↓

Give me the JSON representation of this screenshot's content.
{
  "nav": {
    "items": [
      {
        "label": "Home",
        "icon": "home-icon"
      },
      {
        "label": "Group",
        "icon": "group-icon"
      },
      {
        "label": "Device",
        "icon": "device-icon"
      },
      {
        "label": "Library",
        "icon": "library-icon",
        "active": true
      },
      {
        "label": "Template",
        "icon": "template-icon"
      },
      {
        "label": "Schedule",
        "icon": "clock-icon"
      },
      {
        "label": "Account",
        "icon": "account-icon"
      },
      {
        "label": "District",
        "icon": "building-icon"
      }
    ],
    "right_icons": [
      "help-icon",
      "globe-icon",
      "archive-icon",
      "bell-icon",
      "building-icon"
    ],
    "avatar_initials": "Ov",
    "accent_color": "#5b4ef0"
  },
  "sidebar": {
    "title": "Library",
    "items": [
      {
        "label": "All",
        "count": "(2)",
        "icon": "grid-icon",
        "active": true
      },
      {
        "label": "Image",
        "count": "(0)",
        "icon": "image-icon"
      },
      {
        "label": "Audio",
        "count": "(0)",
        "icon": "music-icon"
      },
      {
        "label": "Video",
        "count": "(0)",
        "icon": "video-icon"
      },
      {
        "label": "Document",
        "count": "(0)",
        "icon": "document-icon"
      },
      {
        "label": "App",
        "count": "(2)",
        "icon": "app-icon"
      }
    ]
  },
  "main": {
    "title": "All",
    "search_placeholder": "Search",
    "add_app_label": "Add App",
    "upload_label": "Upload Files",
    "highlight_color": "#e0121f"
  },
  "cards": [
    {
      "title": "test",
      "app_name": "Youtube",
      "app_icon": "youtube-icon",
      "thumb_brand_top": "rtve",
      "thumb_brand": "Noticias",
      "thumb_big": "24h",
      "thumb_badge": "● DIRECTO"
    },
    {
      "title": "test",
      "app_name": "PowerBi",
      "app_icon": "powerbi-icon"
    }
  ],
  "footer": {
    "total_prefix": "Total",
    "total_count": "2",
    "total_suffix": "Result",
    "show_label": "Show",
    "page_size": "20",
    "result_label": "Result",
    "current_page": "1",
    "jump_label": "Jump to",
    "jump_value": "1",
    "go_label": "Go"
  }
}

↑

## [Exercise prompt]
Report how many lines of the data contain the word "Result", using the number alone.

## [The solution]
2